Challenge:
The records below are made of lines; count those holding the word "JSON" and give the number only.

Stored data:
══════════════════════════════

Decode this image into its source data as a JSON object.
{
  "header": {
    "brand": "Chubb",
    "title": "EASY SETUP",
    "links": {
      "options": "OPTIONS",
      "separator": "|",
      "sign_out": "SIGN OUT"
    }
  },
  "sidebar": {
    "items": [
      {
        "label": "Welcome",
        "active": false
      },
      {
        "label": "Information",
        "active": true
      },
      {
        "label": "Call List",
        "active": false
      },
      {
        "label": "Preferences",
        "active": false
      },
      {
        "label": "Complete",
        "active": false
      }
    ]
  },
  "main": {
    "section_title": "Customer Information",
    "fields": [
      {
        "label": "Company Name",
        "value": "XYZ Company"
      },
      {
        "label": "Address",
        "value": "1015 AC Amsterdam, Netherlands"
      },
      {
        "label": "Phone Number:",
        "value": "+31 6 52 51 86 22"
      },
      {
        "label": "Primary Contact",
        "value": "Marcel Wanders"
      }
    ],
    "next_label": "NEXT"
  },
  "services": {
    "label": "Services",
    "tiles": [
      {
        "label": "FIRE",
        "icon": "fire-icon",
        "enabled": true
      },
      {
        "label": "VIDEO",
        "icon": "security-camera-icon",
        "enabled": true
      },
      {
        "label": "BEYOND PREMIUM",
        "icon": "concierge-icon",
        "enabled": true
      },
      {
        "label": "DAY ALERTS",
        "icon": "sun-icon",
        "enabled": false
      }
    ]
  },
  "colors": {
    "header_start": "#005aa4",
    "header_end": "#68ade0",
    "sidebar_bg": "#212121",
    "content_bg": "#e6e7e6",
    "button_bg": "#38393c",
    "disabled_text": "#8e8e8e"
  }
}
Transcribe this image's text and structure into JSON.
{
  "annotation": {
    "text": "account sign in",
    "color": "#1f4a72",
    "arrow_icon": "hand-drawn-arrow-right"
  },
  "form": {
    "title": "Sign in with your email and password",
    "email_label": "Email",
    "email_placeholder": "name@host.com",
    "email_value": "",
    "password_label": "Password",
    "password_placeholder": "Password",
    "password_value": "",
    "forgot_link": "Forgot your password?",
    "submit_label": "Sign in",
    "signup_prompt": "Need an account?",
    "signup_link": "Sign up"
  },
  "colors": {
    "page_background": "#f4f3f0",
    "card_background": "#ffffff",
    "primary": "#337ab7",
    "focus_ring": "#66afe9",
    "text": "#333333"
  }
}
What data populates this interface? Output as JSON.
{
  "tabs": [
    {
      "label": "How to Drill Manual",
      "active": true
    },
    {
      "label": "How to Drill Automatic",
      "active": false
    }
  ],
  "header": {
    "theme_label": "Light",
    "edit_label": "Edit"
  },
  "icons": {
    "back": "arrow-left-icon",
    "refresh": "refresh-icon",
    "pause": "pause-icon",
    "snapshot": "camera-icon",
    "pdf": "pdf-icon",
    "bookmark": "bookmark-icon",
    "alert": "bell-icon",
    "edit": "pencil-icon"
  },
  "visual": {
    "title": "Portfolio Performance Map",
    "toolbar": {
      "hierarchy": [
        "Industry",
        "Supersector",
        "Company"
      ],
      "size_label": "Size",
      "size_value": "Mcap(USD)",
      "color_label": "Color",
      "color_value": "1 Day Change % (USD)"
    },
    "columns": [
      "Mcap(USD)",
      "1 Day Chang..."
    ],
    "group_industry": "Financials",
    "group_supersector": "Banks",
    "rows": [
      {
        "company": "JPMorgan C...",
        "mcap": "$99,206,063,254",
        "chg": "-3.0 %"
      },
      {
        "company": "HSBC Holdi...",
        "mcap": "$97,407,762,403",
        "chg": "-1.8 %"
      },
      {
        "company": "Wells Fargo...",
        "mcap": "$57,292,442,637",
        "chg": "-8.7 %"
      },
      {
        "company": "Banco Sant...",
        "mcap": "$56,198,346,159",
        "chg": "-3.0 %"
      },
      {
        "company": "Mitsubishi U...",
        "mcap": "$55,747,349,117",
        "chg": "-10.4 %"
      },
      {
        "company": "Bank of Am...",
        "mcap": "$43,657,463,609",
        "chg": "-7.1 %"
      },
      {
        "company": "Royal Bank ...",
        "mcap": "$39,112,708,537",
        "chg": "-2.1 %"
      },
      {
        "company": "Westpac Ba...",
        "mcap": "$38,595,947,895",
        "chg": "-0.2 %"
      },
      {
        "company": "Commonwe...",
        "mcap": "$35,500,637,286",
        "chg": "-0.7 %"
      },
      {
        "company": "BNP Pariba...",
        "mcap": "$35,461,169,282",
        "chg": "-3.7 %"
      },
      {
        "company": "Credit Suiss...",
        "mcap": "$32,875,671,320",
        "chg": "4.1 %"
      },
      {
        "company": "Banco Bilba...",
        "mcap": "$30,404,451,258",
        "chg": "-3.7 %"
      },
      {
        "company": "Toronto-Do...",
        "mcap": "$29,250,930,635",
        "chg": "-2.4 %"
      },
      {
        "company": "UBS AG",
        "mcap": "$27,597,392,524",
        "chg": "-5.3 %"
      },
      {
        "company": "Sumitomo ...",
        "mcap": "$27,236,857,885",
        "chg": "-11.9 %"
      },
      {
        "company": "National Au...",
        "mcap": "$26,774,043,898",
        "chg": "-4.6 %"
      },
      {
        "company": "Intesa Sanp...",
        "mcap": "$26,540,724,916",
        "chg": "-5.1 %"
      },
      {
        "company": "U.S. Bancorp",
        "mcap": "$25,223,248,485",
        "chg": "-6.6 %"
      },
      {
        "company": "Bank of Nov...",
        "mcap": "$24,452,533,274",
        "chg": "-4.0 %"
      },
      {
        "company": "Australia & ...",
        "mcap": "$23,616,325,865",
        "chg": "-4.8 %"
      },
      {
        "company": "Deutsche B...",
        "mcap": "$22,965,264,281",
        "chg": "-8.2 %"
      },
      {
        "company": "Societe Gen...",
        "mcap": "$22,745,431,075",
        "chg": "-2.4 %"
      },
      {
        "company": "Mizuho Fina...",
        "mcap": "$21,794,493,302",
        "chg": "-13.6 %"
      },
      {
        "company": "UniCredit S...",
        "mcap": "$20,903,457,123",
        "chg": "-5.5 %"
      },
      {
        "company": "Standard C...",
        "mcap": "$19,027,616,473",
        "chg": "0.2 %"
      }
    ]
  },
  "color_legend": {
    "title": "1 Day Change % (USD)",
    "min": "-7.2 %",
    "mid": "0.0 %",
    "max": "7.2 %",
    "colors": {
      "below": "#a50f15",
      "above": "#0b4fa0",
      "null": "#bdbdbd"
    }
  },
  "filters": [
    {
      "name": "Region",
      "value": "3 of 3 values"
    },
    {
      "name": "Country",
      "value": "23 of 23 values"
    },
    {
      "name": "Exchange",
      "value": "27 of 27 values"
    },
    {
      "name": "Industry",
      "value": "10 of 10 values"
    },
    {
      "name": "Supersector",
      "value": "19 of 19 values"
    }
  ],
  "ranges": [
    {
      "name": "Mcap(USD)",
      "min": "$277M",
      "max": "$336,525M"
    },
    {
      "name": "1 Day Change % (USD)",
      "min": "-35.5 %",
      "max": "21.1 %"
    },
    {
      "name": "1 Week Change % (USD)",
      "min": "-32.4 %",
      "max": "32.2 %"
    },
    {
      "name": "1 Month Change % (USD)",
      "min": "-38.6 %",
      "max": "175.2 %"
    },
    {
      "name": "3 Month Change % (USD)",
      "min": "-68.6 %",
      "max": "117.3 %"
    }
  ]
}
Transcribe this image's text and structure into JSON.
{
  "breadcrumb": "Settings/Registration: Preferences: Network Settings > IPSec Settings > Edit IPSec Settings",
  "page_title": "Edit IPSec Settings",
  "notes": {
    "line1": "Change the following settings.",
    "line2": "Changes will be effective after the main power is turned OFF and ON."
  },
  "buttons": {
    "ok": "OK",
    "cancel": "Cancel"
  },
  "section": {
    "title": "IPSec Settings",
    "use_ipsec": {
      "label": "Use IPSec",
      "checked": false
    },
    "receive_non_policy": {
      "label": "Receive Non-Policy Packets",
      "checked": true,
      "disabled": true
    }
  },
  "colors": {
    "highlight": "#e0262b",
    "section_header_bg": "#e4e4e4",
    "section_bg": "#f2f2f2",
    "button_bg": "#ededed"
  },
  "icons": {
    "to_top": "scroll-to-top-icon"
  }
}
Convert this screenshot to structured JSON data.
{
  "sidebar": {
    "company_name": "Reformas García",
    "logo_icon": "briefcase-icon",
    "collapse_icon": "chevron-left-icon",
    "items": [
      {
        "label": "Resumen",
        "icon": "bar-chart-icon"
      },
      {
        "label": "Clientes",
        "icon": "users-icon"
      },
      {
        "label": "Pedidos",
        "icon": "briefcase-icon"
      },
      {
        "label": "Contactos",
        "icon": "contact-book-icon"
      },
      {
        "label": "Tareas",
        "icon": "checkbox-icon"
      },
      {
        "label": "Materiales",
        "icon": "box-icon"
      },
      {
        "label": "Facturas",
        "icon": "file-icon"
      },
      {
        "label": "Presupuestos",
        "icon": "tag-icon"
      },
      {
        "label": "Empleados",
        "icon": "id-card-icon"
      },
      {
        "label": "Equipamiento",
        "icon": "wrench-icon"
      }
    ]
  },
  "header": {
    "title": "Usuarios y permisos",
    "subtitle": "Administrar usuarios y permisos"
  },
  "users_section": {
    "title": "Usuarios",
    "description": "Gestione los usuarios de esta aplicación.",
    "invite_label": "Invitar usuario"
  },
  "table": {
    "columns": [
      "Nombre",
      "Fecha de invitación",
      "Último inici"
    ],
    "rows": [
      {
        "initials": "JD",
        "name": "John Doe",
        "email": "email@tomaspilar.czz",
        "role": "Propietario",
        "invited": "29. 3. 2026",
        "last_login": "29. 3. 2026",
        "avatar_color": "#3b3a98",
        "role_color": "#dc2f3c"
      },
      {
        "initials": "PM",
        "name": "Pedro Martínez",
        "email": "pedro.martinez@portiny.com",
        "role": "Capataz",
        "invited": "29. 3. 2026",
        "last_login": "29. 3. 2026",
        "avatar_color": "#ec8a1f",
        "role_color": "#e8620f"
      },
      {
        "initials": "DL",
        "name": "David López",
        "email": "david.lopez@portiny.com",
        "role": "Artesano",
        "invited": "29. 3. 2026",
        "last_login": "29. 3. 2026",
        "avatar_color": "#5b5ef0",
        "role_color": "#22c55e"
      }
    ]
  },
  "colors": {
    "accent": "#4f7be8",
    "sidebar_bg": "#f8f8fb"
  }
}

══════════════════════════════

Solution to this problem:
5